Written request:
Repeat the entire listing exactly as written.

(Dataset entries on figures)
▼▼▼

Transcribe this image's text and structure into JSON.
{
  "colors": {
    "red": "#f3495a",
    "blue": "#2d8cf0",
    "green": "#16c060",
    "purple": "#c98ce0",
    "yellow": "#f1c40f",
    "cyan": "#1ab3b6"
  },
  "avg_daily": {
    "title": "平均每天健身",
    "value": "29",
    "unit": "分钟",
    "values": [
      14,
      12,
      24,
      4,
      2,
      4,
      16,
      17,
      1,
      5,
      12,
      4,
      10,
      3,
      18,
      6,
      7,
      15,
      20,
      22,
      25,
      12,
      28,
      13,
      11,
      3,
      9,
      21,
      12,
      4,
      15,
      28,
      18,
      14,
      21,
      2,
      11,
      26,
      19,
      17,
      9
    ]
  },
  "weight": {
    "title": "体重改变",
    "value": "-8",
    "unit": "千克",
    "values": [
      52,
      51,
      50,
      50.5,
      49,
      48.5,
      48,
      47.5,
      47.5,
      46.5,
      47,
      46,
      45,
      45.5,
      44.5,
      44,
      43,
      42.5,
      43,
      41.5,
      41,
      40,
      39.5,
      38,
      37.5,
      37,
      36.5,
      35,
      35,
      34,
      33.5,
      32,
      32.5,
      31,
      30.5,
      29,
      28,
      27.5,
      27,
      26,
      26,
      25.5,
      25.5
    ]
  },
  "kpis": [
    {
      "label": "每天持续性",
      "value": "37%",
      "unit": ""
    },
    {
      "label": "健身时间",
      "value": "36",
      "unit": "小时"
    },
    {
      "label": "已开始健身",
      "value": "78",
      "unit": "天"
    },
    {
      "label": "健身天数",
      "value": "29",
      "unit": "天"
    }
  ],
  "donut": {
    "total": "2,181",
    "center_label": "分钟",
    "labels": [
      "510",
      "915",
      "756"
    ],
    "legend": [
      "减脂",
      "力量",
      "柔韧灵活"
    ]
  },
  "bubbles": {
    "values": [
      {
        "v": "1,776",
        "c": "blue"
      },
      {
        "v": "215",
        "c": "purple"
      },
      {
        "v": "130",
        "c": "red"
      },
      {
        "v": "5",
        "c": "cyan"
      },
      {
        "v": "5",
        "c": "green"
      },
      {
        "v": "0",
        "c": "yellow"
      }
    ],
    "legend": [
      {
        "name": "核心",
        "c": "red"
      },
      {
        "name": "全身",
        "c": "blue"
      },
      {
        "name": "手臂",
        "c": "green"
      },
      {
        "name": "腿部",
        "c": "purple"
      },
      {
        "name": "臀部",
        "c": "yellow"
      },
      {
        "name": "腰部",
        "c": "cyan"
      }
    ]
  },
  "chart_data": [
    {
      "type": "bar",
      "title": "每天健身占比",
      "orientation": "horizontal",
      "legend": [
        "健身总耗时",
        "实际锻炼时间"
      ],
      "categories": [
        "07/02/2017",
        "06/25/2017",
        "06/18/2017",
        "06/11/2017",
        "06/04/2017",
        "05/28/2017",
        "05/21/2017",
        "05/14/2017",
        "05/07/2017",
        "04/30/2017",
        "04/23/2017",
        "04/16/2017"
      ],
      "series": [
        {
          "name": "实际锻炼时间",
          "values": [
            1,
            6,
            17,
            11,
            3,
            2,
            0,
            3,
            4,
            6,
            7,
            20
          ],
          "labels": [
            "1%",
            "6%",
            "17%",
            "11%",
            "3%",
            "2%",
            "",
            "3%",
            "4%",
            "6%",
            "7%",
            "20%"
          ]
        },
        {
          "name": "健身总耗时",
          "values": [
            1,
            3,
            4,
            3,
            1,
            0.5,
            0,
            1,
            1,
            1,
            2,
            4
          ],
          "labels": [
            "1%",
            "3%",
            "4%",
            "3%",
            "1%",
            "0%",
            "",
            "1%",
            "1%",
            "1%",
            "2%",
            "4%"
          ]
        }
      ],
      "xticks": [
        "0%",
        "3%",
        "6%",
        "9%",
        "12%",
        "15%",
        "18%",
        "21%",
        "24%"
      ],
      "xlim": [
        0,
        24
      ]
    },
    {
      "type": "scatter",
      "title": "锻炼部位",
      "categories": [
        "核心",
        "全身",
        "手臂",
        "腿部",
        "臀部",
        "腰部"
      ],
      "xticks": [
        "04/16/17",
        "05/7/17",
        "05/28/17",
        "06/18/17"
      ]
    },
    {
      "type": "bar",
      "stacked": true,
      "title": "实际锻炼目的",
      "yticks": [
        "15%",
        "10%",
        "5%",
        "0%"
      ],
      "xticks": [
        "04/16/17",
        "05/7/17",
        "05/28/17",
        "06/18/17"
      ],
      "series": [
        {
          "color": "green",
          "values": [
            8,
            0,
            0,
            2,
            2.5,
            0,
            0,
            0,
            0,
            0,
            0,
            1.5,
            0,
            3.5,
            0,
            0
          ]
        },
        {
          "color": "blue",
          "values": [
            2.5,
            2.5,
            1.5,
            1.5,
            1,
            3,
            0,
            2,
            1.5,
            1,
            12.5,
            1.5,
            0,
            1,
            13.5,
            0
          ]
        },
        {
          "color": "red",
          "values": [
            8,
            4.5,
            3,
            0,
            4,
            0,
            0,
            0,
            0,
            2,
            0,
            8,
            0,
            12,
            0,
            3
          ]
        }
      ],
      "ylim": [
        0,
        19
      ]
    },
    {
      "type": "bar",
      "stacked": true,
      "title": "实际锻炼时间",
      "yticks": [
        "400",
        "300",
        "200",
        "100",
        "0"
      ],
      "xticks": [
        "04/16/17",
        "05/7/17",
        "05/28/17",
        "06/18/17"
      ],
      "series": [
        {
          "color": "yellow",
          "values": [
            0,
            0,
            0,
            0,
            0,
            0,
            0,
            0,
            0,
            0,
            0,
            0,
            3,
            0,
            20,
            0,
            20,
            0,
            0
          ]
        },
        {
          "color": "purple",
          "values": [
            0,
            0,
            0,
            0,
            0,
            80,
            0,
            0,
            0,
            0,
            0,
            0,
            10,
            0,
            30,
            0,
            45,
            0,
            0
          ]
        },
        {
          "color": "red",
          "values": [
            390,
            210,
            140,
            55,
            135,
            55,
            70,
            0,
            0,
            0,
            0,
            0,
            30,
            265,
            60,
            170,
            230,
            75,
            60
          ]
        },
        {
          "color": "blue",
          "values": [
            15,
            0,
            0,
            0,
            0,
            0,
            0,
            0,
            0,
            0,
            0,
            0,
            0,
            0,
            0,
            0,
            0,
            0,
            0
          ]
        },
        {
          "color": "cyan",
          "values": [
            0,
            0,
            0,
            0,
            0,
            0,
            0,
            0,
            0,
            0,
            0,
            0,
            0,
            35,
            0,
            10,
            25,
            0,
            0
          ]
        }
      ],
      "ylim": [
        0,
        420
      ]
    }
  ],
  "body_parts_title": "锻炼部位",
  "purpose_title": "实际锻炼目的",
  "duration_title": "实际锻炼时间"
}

▲▲▲

Result for this exercise:
Transcribe this image's text and structure into JSON.
{
  "colors": {
    "red": "#f3495a",
    "blue": "#2d8cf0",
    "green": "#16c060",
    "purple": "#c98ce0",
    "yellow": "#f1c40f",
    "cyan": "#1ab3b6"
  },
  "avg_daily": {
    "title": "平均每天健身",
    "value": "29",
    "unit": "分钟",
    "values": [
      14,
      12,
      24,
      4,
      2,
      4,
      16,
      17,
      1,
      5,
      12,
      4,
      10,
      3,
      18,
      6,
      7,
      15,
      20,
      22,
      25,
      12,
      28,
      13,
      11,
      3,
      9,
      21,
      12,
      4,
      15,
      28,
      18,
      14,
      21,
      2,
      11,
      26,
      19,
      17,
      9
    ]
  },
  "weight": {
    "title": "体重改变",
    "value": "-8",
    "unit": "千克",
    "values": [
      52,
      51,
      50,
      50.5,
      49,
      48.5,
      48,
      47.5,
      47.5,
      46.5,
      47,
      46,
      45,
      45.5,
      44.5,
      44,
      43,
      42.5,
      43,
      41.5,
      41,
      40,
      39.5,
      38,
      37.5,
      37,
      36.5,
      35,
      35,
      34,
      33.5,
      32,
      32.5,
      31,
      30.5,
      29,
      28,
      27.5,
      27,
      26,
      26,
      25.5,
      25.5
    ]
  },
  "kpis": [
    {
      "label": "每天持续性",
      "value": "37%",
      "unit": ""
    },
    {
      "label": "健身时间",
      "value": "36",
      "unit": "小时"
    },
    {
      "label": "已开始健身",
      "value": "78",
      "unit": "天"
    },
    {
      "label": "健身天数",
      "value": "29",
      "unit": "天"
    }
  ],
  "donut": {
    "total": "2,181",
    "center_label": "分钟",
    "labels": [
      "510",
      "915",
      "756"
    ],
    "legend": [
      "减脂",
      "力量",
      "柔韧灵活"
    ]
  },
  "bubbles": {
    "values": [
      {
        "v": "1,776",
        "c": "blue"
      },
      {
        "v": "215",
        "c": "purple"
      },
      {
        "v": "130",
        "c": "red"
      },
      {
        "v": "5",
        "c": "cyan"
      },
      {
        "v": "5",
        "c": "green"
      },
      {
        "v": "0",
        "c": "yellow"
      }
    ],
    "legend": [
      {
        "name": "核心",
        "c": "red"
      },
      {
        "name": "全身",
        "c": "blue"
      },
      {
        "name": "手臂",
        "c": "green"
      },
      {
        "name": "腿部",
        "c": "purple"
      },
      {
        "name": "臀部",
        "c": "yellow"
      },
      {
        "name": "腰部",
        "c": "cyan"
      }
    ]
  },
  "chart_data": [
    {
      "type": "bar",
      "title": "每天健身占比",
      "orientation": "horizontal",
      "legend": [
        "健身总耗时",
        "实际锻炼时间"
      ],
      "categories": [
        "07/02/2017",
        "06/25/2017",
        "06/18/2017",
        "06/11/2017",
        "06/04/2017",
        "05/28/2017",
        "05/21/2017",
        "05/14/2017",
        "05/07/2017",
        "04/30/2017",
        "04/23/2017",
        "04/16/2017"
      ],
      "series": [
        {
          "name": "实际锻炼时间",
          "values": [
            1,
            6,
            17,
            11,
            3,
            2,
            0,
            3,
            4,
            6,
            7,
            20
          ],
          "labels": [
            "1%",
            "6%",
            "17%",
            "11%",
            "3%",
            "2%",
            "",
            "3%",
            "4%",
            "6%",
            "7%",
            "20%"
          ]
        },
        {
          "name": "健身总耗时",
          "values": [
            1,
            3,
            4,
            3,
            1,
            0.5,
            0,
            1,
            1,
            1,
            2,
            4
          ],
          "labels": [
            "1%",
            "3%",
            "4%",
            "3%",
            "1%",
            "0%",
            "",
            "1%",
            "1%",
            "1%",
            "2%",
            "4%"
          ]
        }
      ],
      "xticks": [
        "0%",
        "3%",
        "6%",
        "9%",
        "12%",
        "15%",
        "18%",
        "21%",
        "24%"
      ],
      "xlim": [
        0,
        24
      ]
    },
    {
      "type": "scatter",
      "title": "锻炼部位",
      "categories": [
        "核心",
        "全身",
        "手臂",
        "腿部",
        "臀部",
        "腰部"
      ],
      "xticks": [
        "04/16/17",
        "05/7/17",
        "05/28/17",
        "06/18/17"
      ]
    },
    {
      "type": "bar",
      "stacked": true,
      "title": "实际锻炼目的",
      "yticks": [
        "15%",
        "10%",
        "5%",
        "0%"
      ],
      "xticks": [
        "04/16/17",
        "05/7/17",
        "05/28/17",
        "06/18/17"
      ],
      "series": [
        {
          "color": "green",
          "values": [
            8,
            0,
            0,
            2,
            2.5,
            0,
            0,
            0,
            0,
            0,
            0,
            1.5,
            0,
            3.5,
            0,
            0
          ]
        },
        {
          "color": "blue",
          "values": [
            2.5,
            2.5,
            1.5,
            1.5,
            1,
            3,
            0,
            2,
            1.5,
            1,
            12.5,
            1.5,
            0,
            1,
            13.5,
            0
          ]
        },
        {
          "color": "red",
          "values": [
            8,
            4.5,
            3,
            0,
            4,
            0,
            0,
            0,
            0,
            2,
            0,
            8,
            0,
            12,
            0,
            3
          ]
        }
      ],
      "ylim": [
        0,
        19
      ]
    },
    {
      "type": "bar",
      "stacked": true,
      "title": "实际锻炼时间",
      "yticks": [
        "400",
        "300",
        "200",
        "100",
        "0"
      ],
      "xticks": [
        "04/16/17",
        "05/7/17",
        "05/28/17",
        "06/18/17"
      ],
      "series": [
        {
          "color": "yellow",
          "values": [
            0,
            0,
            0,
            0,
            0,
            0,
            0,
            0,
            0,
            0,
            0,
            0,
            3,
            0,
            20,
            0,
            20,
            0,
            0
          ]
        },
        {
          "color": "purple",
          "values": [
            0,
            0,
            0,
            0,
            0,
            80,
            0,
            0,
            0,
            0,
            0,
            0,
            10,
            0,
            30,
            0,
            45,
            0,
            0
          ]
        },
        {
          "color": "red",
          "values": [
            390,
            210,
            140,
            55,
            135,
            55,
            70,
            0,
            0,
            0,
            0,
            0,
            30,
            265,
            60,
            170,
            230,
            75,
            60
          ]
        },
        {
          "color": "blue",
          "values": [
            15,
            0,
            0,
            0,
            0,
            0,
            0,
            0,
            0,
            0,
            0,
            0,
            0,
            0,
            0,
            0,
            0,
            0,
            0
          ]
        },
        {
          "color": "cyan",
          "values": [
            0,
            0,
            0,
            0,
            0,
            0,
            0,
            0,
            0,
            0,
            0,
            0,
            0,
            35,
            0,
            10,
            25,
            0,
            0
          ]
        }
      ],
      "ylim": [
        0,
        420
      ]
    }
  ],
  "body_parts_title": "锻炼部位",
  "purpose_title": "实际锻炼目的",
  "duration_title": "实际锻炼时间"
}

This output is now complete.